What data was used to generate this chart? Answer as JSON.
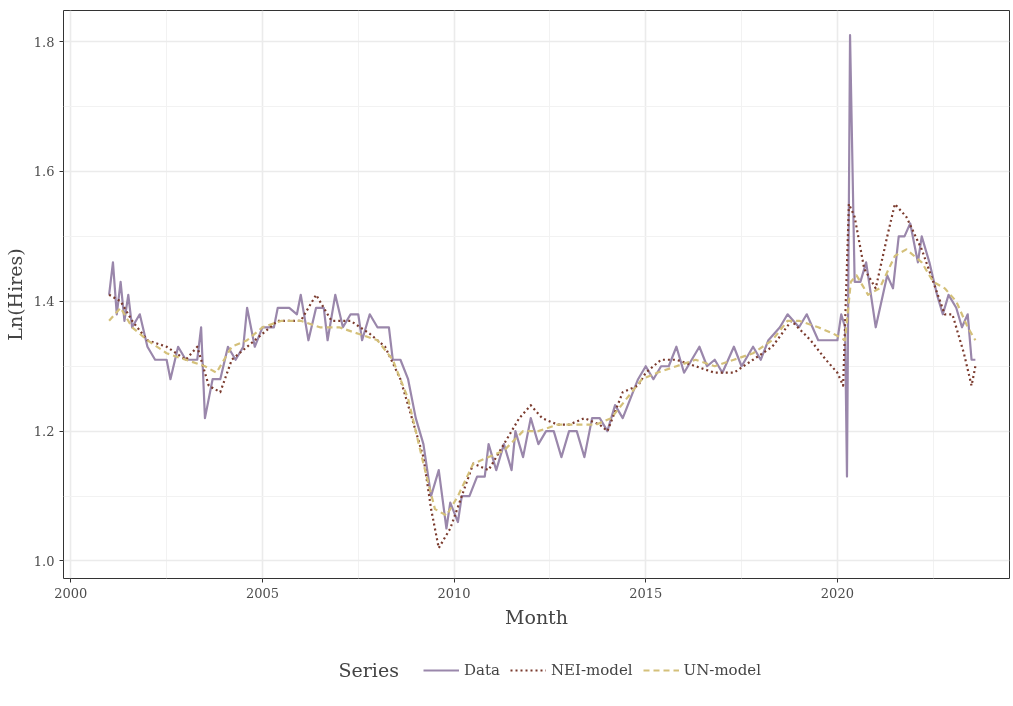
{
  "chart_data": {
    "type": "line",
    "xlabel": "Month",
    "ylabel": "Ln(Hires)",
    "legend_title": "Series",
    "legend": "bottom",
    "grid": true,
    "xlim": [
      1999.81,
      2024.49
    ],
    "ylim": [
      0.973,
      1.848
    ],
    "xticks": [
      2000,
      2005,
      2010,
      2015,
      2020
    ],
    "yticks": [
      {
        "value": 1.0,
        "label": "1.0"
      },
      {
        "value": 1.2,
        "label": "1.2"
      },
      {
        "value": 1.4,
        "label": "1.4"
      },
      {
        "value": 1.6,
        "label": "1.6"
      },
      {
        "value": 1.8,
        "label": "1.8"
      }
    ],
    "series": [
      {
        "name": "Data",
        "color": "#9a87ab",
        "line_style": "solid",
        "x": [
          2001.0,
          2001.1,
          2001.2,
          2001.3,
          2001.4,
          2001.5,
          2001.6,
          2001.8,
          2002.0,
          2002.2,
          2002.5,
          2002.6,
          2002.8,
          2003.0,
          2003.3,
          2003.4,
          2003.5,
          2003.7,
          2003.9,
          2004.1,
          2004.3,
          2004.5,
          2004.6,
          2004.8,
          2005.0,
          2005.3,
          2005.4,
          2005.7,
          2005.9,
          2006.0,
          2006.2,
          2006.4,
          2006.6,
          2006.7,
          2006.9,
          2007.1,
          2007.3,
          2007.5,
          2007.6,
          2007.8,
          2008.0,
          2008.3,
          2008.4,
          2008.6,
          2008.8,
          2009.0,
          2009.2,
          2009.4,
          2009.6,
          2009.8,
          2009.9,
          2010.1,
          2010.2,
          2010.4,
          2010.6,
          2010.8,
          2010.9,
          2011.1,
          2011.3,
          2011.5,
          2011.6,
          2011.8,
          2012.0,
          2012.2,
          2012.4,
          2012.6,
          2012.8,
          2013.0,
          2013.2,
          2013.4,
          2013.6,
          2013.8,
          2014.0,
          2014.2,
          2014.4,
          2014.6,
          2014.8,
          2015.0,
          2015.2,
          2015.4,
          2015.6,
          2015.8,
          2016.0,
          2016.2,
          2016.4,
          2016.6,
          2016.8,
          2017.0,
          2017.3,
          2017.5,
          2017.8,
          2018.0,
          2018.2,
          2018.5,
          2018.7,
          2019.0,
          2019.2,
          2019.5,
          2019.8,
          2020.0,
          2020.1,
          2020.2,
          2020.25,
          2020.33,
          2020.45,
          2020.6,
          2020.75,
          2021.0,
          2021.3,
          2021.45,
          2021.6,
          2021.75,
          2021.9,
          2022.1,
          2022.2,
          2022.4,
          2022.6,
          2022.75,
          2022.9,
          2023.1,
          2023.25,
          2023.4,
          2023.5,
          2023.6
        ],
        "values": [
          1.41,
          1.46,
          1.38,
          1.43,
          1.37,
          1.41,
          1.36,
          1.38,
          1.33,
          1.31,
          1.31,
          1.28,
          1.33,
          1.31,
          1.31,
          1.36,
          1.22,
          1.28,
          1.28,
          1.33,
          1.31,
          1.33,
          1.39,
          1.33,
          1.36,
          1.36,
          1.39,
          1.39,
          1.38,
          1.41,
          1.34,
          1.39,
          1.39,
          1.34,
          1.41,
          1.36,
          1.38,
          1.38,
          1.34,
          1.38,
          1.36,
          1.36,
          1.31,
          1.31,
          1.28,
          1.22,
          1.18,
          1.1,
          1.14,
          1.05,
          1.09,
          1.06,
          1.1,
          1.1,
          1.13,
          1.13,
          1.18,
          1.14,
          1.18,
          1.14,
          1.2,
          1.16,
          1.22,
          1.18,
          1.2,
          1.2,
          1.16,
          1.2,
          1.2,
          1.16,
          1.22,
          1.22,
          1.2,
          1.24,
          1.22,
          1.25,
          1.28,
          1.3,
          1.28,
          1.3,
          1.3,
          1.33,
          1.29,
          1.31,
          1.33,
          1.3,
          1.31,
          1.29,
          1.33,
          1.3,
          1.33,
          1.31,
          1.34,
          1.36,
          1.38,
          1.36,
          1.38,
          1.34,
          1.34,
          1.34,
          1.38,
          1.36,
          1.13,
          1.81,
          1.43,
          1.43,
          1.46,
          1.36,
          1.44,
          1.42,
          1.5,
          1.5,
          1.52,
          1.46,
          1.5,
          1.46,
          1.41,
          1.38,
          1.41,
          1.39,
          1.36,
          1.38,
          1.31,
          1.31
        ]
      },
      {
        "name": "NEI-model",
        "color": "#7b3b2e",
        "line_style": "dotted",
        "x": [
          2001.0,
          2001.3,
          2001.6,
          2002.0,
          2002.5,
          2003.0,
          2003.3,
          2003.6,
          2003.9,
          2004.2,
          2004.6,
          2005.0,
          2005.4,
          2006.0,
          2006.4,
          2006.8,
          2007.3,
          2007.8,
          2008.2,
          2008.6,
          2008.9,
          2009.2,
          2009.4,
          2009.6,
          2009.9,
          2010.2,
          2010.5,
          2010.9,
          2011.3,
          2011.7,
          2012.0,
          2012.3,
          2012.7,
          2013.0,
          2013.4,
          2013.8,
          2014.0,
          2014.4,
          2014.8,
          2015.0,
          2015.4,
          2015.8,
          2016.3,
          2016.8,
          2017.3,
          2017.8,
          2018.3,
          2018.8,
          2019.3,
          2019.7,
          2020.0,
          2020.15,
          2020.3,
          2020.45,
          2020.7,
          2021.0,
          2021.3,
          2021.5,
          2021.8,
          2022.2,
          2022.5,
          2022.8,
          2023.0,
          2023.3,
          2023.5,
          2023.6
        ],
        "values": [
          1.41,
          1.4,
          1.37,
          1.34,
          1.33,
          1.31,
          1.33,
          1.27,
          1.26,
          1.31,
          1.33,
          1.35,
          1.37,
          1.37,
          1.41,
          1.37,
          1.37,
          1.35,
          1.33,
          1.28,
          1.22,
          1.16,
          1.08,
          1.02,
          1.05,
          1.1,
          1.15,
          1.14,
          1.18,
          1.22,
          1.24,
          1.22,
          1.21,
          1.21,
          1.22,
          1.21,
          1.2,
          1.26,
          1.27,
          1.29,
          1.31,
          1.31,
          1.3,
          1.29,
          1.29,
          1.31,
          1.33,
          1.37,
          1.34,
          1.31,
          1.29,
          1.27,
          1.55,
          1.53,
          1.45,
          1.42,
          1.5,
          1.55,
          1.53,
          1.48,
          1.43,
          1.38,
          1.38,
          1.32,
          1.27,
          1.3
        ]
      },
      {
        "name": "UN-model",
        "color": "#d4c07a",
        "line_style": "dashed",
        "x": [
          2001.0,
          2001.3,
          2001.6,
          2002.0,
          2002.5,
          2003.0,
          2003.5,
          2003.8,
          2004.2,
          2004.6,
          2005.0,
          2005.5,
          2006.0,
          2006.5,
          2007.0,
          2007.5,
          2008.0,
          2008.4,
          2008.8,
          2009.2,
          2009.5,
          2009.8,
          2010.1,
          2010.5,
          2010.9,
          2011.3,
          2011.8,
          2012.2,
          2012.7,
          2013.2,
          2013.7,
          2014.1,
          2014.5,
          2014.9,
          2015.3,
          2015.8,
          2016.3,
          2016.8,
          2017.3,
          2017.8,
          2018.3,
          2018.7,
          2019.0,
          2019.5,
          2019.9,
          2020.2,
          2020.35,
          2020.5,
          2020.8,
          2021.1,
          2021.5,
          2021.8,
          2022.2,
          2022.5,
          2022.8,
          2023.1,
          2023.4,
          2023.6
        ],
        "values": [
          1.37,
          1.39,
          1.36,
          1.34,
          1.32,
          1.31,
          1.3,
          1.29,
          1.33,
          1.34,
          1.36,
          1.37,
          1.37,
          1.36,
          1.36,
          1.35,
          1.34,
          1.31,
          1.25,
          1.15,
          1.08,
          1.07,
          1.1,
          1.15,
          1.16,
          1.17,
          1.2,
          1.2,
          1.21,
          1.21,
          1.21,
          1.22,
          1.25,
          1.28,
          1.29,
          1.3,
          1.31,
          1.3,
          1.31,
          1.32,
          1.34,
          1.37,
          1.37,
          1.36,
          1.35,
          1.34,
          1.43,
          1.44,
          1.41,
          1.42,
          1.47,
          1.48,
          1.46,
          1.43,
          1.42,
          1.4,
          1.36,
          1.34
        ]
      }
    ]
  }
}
..............................
SET PROBLEM –
Search the data above for the string "name" and return every line that has it.

IN RESPONSE –
        "name": "Data",
        "name": "NEI-model",
        "name": "UN-model",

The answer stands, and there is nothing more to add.